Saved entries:
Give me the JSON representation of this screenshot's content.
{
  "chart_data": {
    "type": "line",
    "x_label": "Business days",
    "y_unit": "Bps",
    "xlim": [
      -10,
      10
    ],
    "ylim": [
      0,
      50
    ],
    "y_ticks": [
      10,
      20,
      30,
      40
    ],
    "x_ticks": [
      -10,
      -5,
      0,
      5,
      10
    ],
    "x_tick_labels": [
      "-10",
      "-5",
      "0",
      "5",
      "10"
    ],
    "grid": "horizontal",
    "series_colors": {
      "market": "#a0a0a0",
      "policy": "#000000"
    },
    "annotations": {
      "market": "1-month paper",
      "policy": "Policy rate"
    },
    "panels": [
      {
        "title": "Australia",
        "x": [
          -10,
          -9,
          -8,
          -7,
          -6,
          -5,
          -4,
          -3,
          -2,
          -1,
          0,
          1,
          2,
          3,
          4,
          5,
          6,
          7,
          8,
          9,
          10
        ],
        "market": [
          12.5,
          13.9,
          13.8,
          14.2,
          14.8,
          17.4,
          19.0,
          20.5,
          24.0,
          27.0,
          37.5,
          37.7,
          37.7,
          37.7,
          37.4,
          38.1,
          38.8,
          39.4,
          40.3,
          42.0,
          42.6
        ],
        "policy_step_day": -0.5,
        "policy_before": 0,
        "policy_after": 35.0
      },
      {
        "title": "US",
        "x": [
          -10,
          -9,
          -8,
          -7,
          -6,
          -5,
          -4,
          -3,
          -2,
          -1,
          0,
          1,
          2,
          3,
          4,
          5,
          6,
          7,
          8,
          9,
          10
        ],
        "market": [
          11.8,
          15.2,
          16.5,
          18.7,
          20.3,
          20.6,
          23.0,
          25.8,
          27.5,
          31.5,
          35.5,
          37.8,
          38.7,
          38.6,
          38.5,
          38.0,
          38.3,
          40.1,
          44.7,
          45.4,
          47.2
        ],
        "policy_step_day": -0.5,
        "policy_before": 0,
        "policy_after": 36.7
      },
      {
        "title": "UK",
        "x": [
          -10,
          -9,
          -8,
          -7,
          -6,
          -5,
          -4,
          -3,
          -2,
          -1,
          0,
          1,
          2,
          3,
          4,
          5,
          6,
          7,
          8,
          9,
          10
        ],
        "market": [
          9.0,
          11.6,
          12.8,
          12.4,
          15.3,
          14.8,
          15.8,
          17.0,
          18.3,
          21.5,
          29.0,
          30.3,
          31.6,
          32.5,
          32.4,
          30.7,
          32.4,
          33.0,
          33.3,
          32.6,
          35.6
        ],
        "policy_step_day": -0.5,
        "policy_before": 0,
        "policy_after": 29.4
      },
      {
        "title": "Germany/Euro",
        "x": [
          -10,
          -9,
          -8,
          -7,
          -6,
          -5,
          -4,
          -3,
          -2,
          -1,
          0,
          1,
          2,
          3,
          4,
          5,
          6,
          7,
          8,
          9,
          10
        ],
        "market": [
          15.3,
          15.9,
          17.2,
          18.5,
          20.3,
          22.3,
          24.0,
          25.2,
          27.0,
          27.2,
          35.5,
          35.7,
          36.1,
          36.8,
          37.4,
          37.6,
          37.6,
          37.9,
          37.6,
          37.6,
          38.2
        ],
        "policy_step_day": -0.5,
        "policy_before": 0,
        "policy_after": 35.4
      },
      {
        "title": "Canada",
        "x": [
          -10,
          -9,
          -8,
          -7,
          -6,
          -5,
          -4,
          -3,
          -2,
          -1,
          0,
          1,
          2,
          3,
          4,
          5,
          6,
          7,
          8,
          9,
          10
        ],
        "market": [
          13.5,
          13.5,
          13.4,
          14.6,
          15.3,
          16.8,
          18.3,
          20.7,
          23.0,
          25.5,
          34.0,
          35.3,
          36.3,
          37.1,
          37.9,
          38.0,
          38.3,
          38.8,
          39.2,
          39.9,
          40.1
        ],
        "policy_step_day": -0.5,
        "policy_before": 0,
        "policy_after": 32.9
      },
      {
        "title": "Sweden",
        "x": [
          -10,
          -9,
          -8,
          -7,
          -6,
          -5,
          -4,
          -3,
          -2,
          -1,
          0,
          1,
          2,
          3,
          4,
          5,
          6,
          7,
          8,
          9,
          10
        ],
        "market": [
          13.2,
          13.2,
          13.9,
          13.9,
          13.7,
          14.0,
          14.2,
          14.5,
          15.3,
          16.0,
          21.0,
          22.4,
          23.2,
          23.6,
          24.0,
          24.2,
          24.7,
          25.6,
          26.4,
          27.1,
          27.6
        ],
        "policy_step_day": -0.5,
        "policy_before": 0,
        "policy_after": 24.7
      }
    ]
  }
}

Exercise details: Copy every line of the records above that contains "title".

Solution to this exercise:
        "title": "Australia",
        "title": "US",
        "title": "UK",
        "title": "Germany/Euro",
        "title": "Canada",
        "title": "Sweden",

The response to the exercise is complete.